-- Task requirements --
Look through the data below. Pick out the lines holding the string "Правительства".

-- Material for the task --

__________________________________________________

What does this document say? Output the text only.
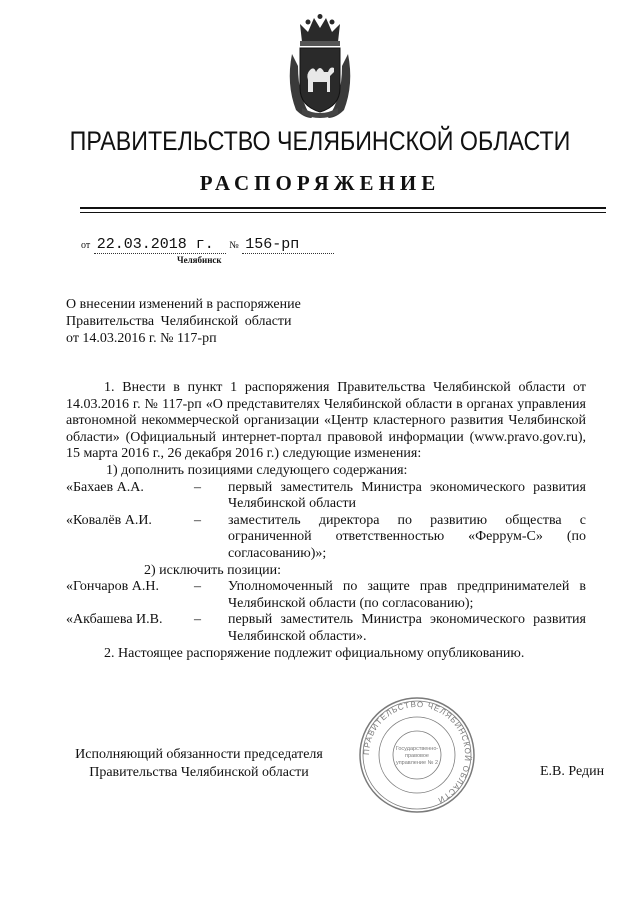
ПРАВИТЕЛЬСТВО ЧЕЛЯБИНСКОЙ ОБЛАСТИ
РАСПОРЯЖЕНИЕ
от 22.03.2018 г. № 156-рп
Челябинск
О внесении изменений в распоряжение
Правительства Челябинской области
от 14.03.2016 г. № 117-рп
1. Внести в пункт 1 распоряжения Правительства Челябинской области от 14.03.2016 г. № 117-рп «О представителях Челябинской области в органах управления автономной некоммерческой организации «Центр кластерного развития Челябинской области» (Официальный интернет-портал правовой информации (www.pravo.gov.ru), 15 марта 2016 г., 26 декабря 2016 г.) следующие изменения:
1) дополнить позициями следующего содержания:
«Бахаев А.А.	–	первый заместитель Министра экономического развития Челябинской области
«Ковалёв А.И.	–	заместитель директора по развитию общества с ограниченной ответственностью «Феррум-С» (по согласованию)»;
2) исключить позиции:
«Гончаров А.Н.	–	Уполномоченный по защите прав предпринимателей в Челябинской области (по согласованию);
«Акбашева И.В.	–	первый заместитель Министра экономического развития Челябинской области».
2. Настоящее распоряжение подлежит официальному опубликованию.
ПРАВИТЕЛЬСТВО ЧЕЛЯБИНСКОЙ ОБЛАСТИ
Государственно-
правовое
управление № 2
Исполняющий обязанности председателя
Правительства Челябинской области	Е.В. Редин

__________________________________________________

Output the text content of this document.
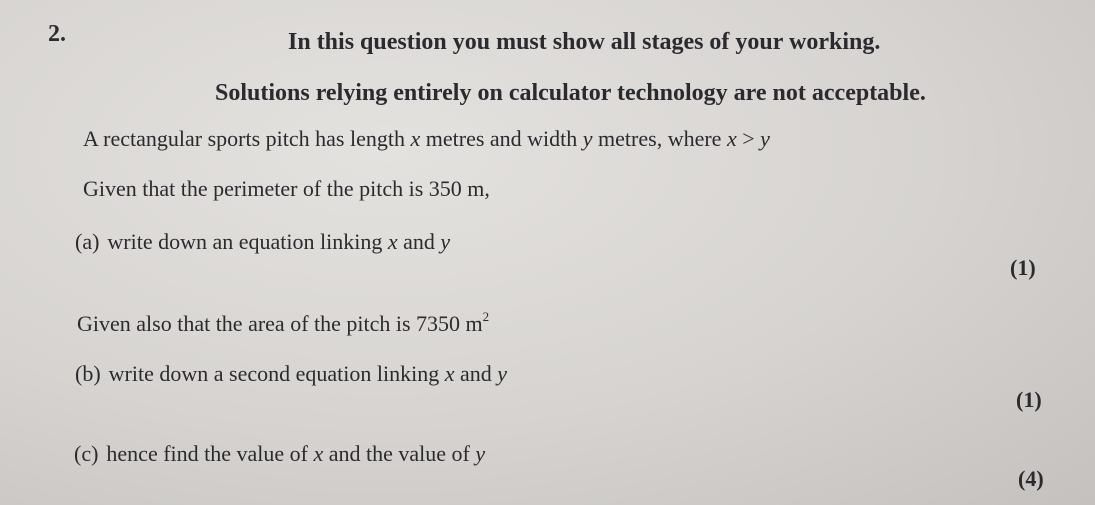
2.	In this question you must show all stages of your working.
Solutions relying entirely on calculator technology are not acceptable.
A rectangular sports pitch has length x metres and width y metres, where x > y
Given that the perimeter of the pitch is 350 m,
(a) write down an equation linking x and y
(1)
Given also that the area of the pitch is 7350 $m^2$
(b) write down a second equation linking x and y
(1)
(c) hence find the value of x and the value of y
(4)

__________________________________________________

-- Task result --
Правительства Челябинской области
1. Внести в пункт 1 распоряжения Правительства Челябинской области от 14.03.2016 г. № 117-рп «О представителях Челябинской области в органах управления автономной некоммерческой организации «Центр кластерного развития Челябинской области» (Официальный интернет-портал правовой информации (www.pravo.gov.ru), 15 марта 2016 г., 26 декабря 2016 г.) следующие изменения:
Правительства Челябинской области	Е.В. Редин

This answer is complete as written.